:: Provided entries ::

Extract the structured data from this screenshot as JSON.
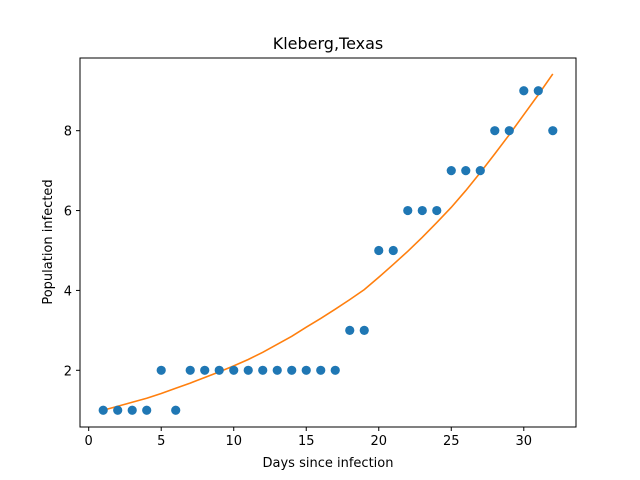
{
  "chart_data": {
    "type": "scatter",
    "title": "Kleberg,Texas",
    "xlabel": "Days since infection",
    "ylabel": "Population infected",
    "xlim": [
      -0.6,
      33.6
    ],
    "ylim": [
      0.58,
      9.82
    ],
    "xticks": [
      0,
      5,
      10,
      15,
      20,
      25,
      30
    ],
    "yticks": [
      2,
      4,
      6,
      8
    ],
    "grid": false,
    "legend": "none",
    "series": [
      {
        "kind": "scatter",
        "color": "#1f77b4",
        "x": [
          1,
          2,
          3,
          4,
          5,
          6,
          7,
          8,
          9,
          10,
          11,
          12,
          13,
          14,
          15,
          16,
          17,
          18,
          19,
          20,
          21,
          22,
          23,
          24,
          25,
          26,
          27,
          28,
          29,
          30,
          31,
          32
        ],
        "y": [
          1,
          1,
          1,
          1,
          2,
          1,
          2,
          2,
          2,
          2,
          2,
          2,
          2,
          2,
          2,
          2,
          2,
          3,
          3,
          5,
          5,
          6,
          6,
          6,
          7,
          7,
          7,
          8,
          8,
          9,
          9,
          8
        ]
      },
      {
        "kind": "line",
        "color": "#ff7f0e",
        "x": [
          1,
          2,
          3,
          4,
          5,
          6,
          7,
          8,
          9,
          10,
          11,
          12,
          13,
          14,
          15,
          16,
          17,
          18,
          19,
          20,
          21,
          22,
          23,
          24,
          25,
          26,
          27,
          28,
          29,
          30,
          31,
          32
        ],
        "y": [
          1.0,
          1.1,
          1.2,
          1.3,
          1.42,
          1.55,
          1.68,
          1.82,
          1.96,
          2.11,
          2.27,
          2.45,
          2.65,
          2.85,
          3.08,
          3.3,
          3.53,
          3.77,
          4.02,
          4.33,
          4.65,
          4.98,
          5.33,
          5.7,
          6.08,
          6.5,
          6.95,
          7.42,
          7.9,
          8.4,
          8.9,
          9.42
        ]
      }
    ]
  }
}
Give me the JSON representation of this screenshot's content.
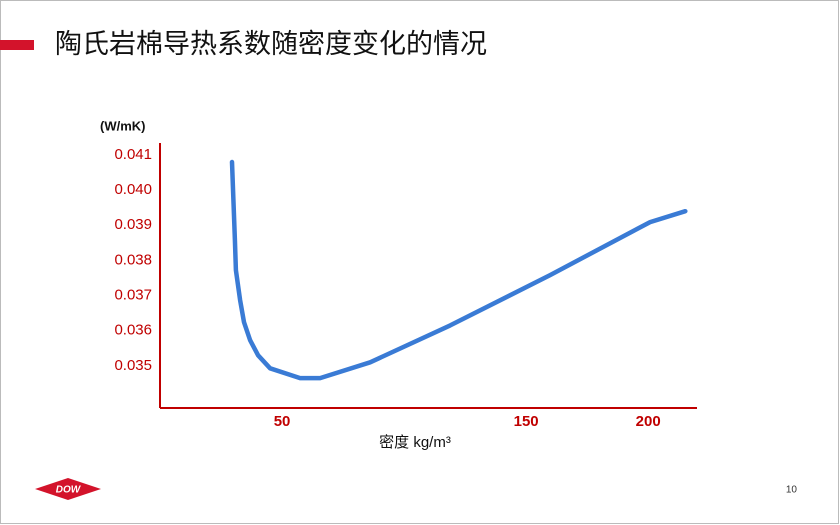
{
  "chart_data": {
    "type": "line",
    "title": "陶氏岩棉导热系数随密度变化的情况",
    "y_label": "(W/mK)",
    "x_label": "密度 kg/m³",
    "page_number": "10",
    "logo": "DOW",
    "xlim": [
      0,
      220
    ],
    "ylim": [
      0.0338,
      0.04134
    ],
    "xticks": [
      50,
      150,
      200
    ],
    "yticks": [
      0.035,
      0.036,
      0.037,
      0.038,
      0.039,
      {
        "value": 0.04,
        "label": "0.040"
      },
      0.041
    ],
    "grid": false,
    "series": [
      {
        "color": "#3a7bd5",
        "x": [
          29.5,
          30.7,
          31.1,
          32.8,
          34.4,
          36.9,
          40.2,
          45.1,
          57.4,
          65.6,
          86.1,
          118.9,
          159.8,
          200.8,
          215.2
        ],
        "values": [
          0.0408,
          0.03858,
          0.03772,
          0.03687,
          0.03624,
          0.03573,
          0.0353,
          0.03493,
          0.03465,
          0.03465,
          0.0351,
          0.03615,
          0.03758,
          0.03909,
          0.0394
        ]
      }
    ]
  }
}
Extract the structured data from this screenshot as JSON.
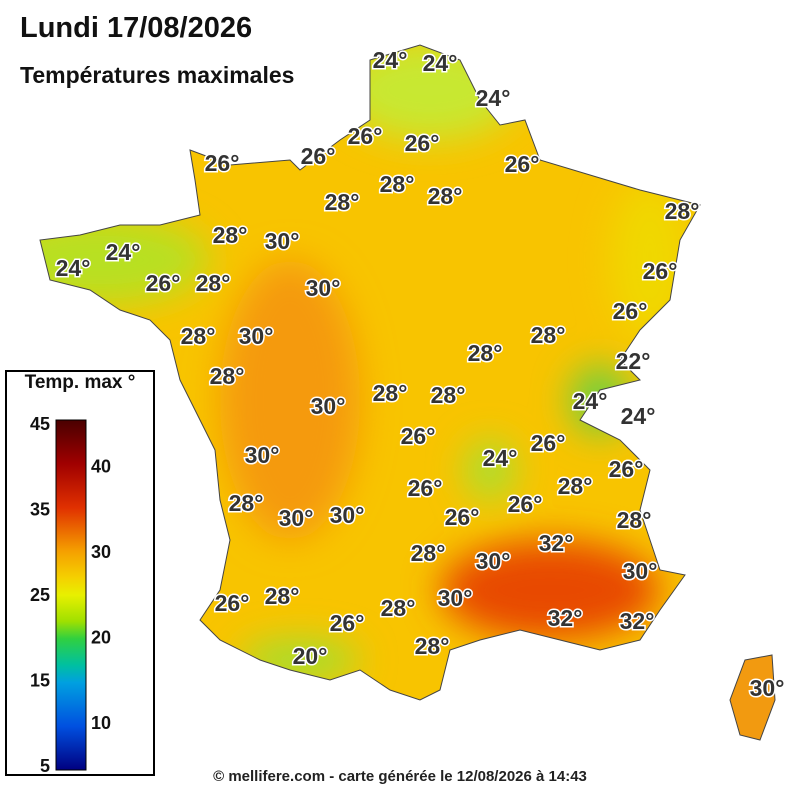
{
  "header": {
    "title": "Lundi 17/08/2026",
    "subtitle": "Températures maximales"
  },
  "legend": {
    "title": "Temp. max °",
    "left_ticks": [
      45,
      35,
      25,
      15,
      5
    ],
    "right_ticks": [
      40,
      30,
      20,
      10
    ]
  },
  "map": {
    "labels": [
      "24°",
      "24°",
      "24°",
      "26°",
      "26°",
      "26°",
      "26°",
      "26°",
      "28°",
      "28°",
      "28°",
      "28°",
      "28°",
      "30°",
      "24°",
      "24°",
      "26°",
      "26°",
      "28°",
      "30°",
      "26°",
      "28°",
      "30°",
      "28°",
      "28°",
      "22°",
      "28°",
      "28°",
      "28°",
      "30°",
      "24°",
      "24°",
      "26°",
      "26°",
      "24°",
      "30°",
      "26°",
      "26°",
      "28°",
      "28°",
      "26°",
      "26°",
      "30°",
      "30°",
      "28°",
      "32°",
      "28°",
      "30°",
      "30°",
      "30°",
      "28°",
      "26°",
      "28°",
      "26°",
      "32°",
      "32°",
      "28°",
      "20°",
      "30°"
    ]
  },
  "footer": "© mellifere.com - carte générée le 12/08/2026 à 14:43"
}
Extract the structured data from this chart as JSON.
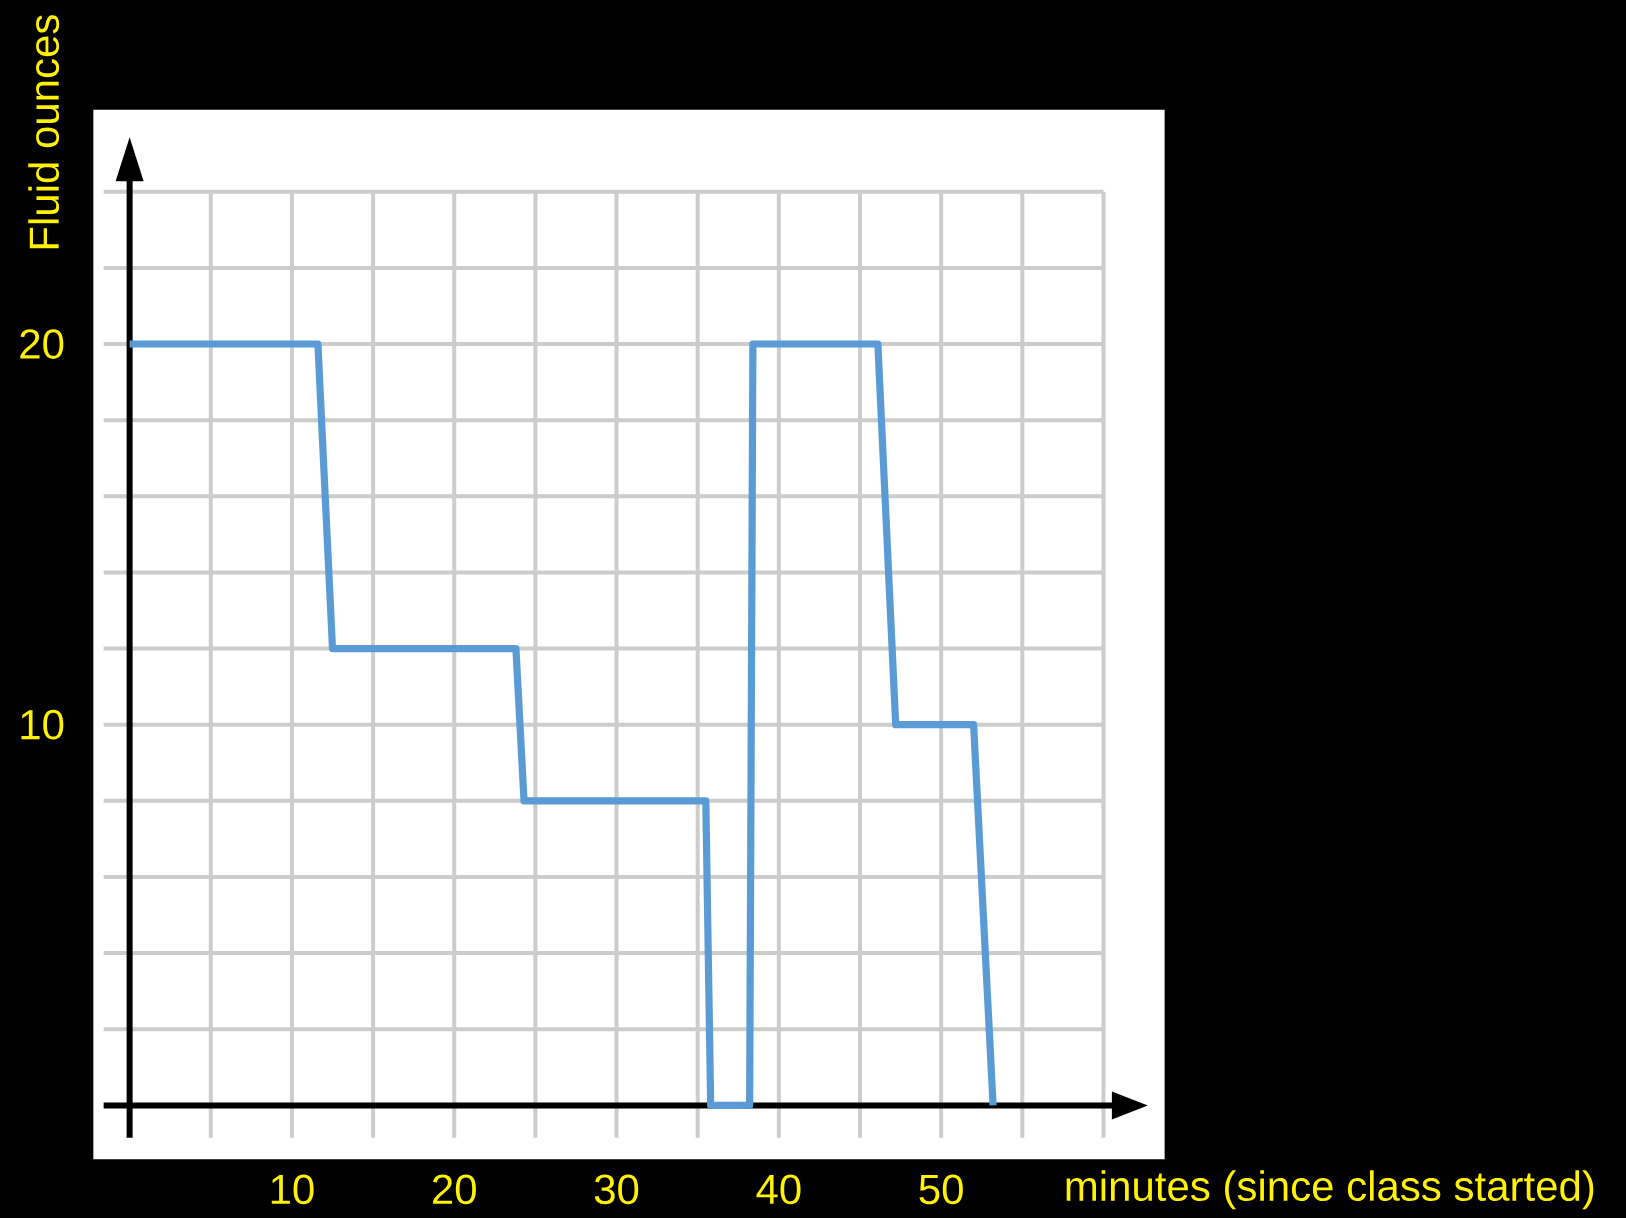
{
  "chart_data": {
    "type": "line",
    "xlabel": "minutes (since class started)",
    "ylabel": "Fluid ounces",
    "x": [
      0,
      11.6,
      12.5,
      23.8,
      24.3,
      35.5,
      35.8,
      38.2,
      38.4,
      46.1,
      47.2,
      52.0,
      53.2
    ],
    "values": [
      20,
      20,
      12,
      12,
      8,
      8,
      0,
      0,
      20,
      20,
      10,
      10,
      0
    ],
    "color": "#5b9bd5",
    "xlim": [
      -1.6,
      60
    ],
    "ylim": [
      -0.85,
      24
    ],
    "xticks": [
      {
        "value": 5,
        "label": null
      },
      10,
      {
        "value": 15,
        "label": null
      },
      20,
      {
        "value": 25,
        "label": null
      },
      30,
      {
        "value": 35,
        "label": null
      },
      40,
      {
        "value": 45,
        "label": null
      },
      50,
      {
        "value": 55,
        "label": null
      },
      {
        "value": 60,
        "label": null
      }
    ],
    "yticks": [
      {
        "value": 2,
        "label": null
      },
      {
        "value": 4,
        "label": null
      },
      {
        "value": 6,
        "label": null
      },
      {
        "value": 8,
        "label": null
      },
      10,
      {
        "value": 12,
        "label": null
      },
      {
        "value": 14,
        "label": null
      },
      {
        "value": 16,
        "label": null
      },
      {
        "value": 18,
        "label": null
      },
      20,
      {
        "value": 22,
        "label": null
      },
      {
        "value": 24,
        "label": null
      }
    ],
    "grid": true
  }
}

:: Written instruction ::
Only lines with the string "ylabel" belong in your answer; copy each one.

:: Finished task ::
    "ylabel": "Population infected",
    "ylabel": "Fluid ounces",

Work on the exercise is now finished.